**** Dataset ****
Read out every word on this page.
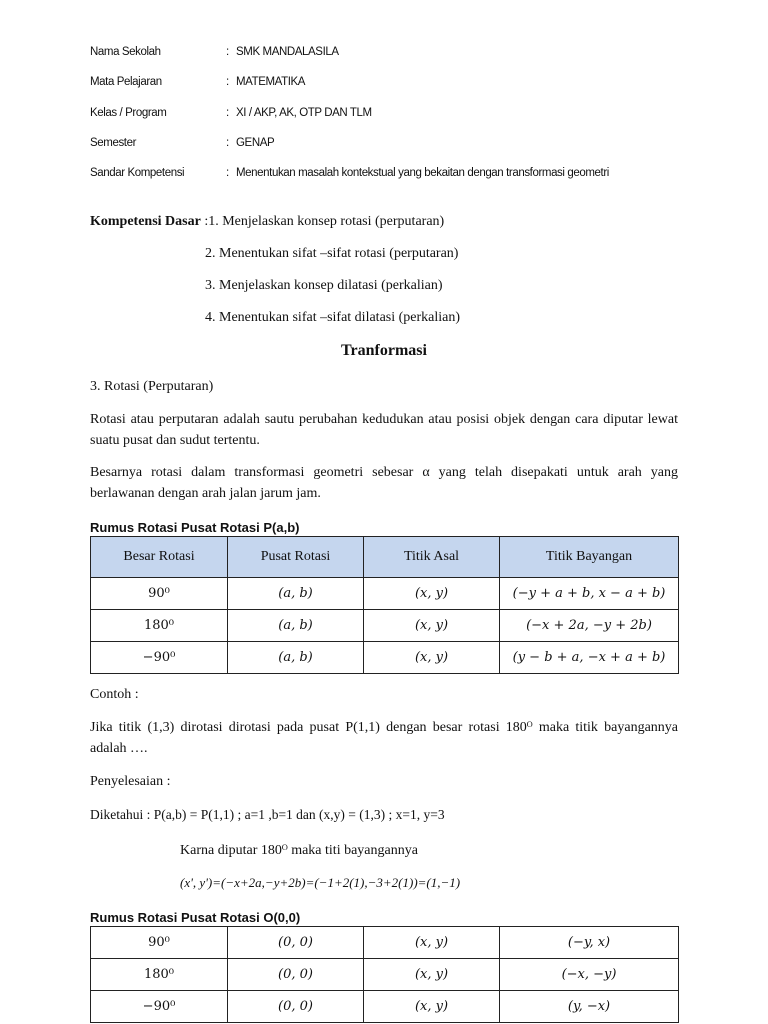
Nama Sekolah	: SMK MANDALASILA
Mata Pelajaran	: MATEMATIKA
Kelas / Program	: XI / AKP, AK, OTP DAN TLM
Semester	: GENAP
Sandar Kompetensi	: Menentukan masalah kontekstual yang bekaitan dengan transformasi geometri
Kompetensi Dasar :1. Menjelaskan konsep rotasi (perputaran)
2. Menentukan sifat –sifat rotasi (perputaran)
3. Menjelaskan konsep dilatasi (perkalian)
4. Menentukan sifat –sifat dilatasi (perkalian)
Tranformasi
3. Rotasi (Perputaran)
Rotasi atau perputaran adalah sautu perubahan kedudukan atau posisi objek dengan cara diputar lewat suatu pusat dan sudut tertentu.
Besarnya rotasi dalam transformasi geometri sebesar α yang telah disepakati untuk arah yang berlawanan dengan arah jalan jarum jam.
Rumus Rotasi Pusat Rotasi P(a,b)
Besar Rotasi	Pusat Rotasi	Titik Asal	Titik Bayangan
90⁰	(a, b)	(x, y)	(−y + a + b, x − a + b)
180⁰	(a, b)	(x, y)	(−x + 2a, −y + 2b)
−90⁰	(a, b)	(x, y)	(y − b + a, −x + a + b)
Contoh :
Jika titik (1,3) dirotasi dirotasi pada pusat P(1,1) dengan besar rotasi 180ᴼ maka titik bayangannya adalah ….
Penyelesaian :
Diketahui : P(a,b) = P(1,1) ; a=1 ,b=1 dan (x,y) = (1,3) ; x=1, y=3
Karna diputar 180ᴼ maka titi bayangannya
(x', y')=(−x+2a,−y+2b)=(−1+2(1),−3+2(1))=(1,−1)
Rumus Rotasi Pusat Rotasi O(0,0)
90⁰	(0, 0)	(x, y)	(−y, x)
180⁰	(0, 0)	(x, y)	(−x, −y)
−90⁰	(0, 0)	(x, y)	(y, −x)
****
What is required
Copy out the entries verbatim and leave the images out.

Result of this exercise
Read out every word on this page.
Nama Sekolah	: SMK MANDALASILA
Mata Pelajaran	: MATEMATIKA
Kelas / Program	: XI / AKP, AK, OTP DAN TLM
Semester	: GENAP
Sandar Kompetensi	: Menentukan masalah kontekstual yang bekaitan dengan transformasi geometri
Kompetensi Dasar :1. Menjelaskan konsep rotasi (perputaran)
2. Menentukan sifat –sifat rotasi (perputaran)
3. Menjelaskan konsep dilatasi (perkalian)
4. Menentukan sifat –sifat dilatasi (perkalian)
Tranformasi
3. Rotasi (Perputaran)
Rotasi atau perputaran adalah sautu perubahan kedudukan atau posisi objek dengan cara diputar lewat suatu pusat dan sudut tertentu.
Besarnya rotasi dalam transformasi geometri sebesar α yang telah disepakati untuk arah yang berlawanan dengan arah jalan jarum jam.
Rumus Rotasi Pusat Rotasi P(a,b)
Besar Rotasi	Pusat Rotasi	Titik Asal	Titik Bayangan
90⁰	(a, b)	(x, y)	(−y + a + b, x − a + b)
180⁰	(a, b)	(x, y)	(−x + 2a, −y + 2b)
−90⁰	(a, b)	(x, y)	(y − b + a, −x + a + b)
Contoh :
Jika titik (1,3) dirotasi dirotasi pada pusat P(1,1) dengan besar rotasi 180ᴼ maka titik bayangannya adalah ….
Penyelesaian :
Diketahui : P(a,b) = P(1,1) ; a=1 ,b=1 dan (x,y) = (1,3) ; x=1, y=3
Karna diputar 180ᴼ maka titi bayangannya
(x', y')=(−x+2a,−y+2b)=(−1+2(1),−3+2(1))=(1,−1)
Rumus Rotasi Pusat Rotasi O(0,0)
90⁰	(0, 0)	(x, y)	(−y, x)
180⁰	(0, 0)	(x, y)	(−x, −y)
−90⁰	(0, 0)	(x, y)	(y, −x)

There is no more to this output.